Text provided:
(begin)
Budget Results - Second Quarter 2024

III. Budget Results - Second Quarter 2024

Approved Budget Modifications

The 2024 Budget Resolution delegated to the Chief Financial Officer (CFO) and selected other officials the authority to make certain modifications to the 2024 FDIC Operating Budget. The following budget reallocations were approved by the CFO during the second quarter in accordance with the authority delegated by the Board of Directors:

  • The Salaries and Compensation budgets of individual divisions and offices were realigned in June to reflect updated projections of 2024 salaries and benefits expenses.  These adjustments did not change the total Salaries and Compensation budget at the corporate level, as increases for divisions and offices with projected shortfalls were fully offset by reductions in division and offices with projected surpluses.
  • The following mid-year adjustments were made in June to the Ongoing Operations and Receivership Funding budgets of individual divisions and offices (there was no change to the total FDIC budget in either component):
    • An increase of $1.7 million in the Ongoing Operations budget of the Division of Depositor and Consumer Protection (DCP). The budget for Outside Services-Personnel was increased by $1,029,462 for consumer affairs initiatives, including Money Smart and Bankable Moments, fair lending exam data support, and administrative operations support.  The budget for Travel was increased by $600,000 for employees to attend required anti-harassment training and training related to the use of new compliance technology software.  The budget for Outside Services-Other was increased by $73,523 for additional in-person consumer outreach.
    • An increase of $861,176 in the Ongoing Operations budget of the Office of Women and Minority Inclusion (OMWI).  The Outside Services-Personnel budget was increased by $500,210 to provide additional resources for investigations related to an increased number of Equal Employment Opportunity complaints and to address additional demand for sign language interpreter services and higher costs for speaker fees; and the Outside Services-Other category was increased by $360,966 to support enhanced outreach to minority and women investors and to minority- and women-owned businesses.
(end)
Stored data:
(begin)
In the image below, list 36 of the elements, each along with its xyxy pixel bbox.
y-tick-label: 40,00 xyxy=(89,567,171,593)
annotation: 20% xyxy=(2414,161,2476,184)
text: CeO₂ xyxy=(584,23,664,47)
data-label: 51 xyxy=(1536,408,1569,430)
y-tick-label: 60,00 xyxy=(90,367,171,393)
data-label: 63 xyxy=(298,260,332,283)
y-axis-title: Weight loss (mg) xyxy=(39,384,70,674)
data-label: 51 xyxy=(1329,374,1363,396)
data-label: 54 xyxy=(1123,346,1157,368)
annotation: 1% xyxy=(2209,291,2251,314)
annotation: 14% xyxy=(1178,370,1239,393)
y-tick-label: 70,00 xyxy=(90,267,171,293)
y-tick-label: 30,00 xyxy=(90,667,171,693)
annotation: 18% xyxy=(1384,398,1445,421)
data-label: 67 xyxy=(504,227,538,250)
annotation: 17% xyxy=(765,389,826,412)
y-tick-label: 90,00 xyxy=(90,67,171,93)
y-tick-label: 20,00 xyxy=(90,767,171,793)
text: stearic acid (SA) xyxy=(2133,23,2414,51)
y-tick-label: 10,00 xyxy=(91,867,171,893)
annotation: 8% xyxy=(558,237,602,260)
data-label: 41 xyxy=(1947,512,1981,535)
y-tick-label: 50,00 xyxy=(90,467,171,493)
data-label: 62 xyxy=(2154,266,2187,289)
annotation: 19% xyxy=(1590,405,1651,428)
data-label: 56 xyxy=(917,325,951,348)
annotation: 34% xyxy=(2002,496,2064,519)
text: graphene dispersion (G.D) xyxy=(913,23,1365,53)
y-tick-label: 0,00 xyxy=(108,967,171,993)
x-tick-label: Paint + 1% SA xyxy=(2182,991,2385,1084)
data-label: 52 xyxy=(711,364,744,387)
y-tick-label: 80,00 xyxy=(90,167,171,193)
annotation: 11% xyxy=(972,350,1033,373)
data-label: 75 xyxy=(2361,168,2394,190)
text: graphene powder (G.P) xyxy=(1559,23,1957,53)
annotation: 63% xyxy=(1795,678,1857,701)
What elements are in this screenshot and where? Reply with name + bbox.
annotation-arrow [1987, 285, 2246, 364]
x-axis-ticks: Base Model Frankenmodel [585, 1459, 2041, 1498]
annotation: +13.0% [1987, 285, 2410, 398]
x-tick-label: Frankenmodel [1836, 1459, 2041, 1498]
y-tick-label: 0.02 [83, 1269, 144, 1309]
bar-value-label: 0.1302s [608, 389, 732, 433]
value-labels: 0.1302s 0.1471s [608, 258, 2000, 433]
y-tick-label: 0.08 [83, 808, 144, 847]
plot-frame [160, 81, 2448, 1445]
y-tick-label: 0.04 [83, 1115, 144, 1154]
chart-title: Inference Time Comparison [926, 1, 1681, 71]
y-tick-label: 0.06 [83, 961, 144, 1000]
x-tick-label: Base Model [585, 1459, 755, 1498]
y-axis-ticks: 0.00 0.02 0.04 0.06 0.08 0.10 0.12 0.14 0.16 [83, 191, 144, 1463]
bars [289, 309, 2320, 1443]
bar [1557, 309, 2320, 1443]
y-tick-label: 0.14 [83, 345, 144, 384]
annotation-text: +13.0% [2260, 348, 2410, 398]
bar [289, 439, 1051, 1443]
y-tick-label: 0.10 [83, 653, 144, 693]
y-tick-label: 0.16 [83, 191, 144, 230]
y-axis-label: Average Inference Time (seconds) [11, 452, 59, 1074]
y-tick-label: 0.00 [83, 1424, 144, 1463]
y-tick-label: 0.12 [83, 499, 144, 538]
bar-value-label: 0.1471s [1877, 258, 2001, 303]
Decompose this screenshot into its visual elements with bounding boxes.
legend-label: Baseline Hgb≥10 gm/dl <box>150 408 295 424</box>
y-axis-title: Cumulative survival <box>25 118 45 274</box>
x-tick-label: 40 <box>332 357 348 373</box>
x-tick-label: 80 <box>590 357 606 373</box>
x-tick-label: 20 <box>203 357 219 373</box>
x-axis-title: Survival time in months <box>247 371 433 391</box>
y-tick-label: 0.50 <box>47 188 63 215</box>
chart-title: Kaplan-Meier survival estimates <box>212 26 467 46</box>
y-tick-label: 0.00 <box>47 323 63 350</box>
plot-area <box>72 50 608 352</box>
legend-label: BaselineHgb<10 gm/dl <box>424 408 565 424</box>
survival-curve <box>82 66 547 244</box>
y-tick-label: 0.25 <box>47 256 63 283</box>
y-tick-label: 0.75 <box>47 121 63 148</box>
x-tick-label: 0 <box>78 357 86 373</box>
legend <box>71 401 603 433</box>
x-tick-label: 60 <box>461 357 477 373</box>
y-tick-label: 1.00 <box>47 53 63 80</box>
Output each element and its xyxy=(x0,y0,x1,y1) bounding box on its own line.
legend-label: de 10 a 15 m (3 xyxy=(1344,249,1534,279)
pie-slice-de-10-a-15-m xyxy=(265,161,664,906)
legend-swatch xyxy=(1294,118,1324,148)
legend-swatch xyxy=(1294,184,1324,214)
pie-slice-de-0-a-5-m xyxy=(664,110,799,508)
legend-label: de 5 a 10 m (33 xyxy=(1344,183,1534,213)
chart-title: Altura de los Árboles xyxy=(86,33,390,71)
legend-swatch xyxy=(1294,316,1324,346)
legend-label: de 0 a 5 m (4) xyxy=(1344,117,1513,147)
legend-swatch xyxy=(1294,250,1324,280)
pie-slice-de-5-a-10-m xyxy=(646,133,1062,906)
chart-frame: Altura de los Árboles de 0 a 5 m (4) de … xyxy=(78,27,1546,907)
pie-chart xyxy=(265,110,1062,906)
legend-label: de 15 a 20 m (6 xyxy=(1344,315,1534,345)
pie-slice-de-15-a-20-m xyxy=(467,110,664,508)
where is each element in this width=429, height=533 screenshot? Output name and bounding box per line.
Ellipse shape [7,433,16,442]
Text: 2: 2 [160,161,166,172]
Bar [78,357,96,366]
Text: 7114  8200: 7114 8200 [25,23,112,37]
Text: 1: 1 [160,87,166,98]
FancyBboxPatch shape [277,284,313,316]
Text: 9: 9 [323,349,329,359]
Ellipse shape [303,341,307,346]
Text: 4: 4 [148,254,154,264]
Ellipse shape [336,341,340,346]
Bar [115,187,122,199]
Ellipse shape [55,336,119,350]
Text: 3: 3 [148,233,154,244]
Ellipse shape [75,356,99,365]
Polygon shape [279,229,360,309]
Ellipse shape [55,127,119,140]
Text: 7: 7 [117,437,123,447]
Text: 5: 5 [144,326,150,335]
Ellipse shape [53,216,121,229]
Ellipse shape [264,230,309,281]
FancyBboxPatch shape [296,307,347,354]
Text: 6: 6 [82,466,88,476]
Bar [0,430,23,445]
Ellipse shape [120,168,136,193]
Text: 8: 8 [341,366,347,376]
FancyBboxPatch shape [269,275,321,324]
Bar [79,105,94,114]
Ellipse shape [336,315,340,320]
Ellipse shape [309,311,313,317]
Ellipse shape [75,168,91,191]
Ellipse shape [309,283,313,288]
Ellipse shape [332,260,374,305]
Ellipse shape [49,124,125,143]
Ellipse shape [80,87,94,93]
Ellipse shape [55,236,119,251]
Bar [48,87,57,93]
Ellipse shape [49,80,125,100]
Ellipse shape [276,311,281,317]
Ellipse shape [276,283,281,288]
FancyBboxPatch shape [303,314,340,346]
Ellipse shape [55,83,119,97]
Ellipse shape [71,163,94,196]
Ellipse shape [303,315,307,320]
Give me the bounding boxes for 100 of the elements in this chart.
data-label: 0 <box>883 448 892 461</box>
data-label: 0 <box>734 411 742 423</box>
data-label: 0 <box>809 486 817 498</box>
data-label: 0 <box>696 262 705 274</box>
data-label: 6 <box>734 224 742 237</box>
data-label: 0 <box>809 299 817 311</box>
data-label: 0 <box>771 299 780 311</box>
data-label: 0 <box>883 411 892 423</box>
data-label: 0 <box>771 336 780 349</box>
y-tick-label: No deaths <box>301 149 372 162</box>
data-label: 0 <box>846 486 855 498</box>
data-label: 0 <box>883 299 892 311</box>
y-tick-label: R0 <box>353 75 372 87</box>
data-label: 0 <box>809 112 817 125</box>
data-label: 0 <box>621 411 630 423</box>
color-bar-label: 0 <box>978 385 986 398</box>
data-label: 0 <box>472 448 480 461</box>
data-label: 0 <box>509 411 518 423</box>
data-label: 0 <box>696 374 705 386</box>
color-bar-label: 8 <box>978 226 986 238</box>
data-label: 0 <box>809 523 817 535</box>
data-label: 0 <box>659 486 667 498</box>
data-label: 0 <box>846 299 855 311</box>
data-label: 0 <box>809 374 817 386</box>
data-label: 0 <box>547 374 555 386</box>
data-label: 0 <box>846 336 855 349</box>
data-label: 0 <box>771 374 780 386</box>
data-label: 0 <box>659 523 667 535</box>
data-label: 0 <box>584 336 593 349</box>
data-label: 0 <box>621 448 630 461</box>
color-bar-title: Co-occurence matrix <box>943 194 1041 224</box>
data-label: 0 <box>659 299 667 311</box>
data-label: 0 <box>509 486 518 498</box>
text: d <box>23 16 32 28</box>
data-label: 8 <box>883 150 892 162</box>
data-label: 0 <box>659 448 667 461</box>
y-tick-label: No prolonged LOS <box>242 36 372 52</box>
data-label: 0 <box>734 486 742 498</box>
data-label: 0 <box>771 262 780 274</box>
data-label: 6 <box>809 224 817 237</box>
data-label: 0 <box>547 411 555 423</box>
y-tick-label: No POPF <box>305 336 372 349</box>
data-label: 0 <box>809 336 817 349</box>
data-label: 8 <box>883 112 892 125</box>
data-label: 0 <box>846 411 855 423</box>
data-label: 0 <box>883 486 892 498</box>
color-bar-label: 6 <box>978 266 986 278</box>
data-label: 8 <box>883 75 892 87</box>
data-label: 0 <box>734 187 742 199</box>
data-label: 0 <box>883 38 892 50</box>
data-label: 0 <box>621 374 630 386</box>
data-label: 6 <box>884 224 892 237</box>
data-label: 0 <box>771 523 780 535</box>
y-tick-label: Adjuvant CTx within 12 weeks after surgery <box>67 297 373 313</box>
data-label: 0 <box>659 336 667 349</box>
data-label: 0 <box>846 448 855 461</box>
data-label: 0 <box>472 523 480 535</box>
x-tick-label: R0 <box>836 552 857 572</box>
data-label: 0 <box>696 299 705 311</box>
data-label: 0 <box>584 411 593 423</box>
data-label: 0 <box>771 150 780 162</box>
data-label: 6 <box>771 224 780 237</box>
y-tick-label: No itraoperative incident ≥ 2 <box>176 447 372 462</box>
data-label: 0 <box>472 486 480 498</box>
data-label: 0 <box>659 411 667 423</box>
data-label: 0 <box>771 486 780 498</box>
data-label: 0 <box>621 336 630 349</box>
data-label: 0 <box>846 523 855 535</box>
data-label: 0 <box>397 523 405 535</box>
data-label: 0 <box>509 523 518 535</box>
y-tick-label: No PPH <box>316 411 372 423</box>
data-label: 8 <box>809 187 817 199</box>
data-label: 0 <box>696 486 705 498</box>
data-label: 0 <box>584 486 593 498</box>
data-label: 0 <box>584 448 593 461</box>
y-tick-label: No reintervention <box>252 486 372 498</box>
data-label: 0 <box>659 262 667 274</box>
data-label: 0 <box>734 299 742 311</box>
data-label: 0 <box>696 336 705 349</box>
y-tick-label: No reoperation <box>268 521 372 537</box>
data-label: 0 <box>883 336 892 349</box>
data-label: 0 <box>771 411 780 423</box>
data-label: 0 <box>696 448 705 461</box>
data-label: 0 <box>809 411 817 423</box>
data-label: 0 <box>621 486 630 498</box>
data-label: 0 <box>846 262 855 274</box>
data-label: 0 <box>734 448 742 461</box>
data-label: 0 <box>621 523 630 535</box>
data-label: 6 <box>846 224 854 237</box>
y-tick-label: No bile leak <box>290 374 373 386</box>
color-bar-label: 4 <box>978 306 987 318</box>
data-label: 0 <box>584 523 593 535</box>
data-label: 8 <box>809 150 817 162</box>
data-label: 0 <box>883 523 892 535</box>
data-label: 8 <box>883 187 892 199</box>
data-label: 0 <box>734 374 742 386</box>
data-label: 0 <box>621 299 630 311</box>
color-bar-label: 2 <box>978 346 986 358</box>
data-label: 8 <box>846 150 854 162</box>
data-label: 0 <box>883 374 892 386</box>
(end)
Tasks to complete:
A. According to the budget results text, why did the June realignment of division and office Salaries and Compensation budgets leave the corporate total unchanged? Answer in one to three sentences.
B. Carry on the FDIC second-quarter budget results text from its final sentence.
The rows above come from a different source than the text.

Responses for each task:
A. The corporate total stayed the same because increases for divisions and offices with projected shortfalls were fully offset by reductions in divisions and offices with projected surpluses.

B.
    • An increase of $200,000 in the Ongoing Operations budget of the Office of Risk Management and Internal Controls (ORMIC).  The Outside Services budget was increased by that amount to support the validation of additional models used for corporate decision making.
    • A decrease of $2.8 million in the Ongoing Operations budget of the Division of Risk Management Supervision (RMS).  The Outside Services-Personnel budget was reduced by that amount to reflect RMS’s decision not to pursue a contract to provide third-party support for risk management examinations on a contingent basis to supplement FDIC examination resources.
    • An increase of $5,440 in the Receivership Funding budget of the Division of Finance (DOF).  The Salaries and Compensation budget was increased by that amount to cover unbudgeted year-to-date overtime costs and potential overtime expenses later this year.  
    • A decrease of $6.9 million in the Receivership Funding budget of the Division of Information Technology (DIT).  The Outside Services-Personnel budget was reduced by $4.8 million to reflect a less-than-projected need for professional services under the FDIC Business Data Services (FBDS) Contract; and the Equipment budget was reduced by $2.1 million to reflect lower projected costs for external IT hosting services under the FBDS Contract.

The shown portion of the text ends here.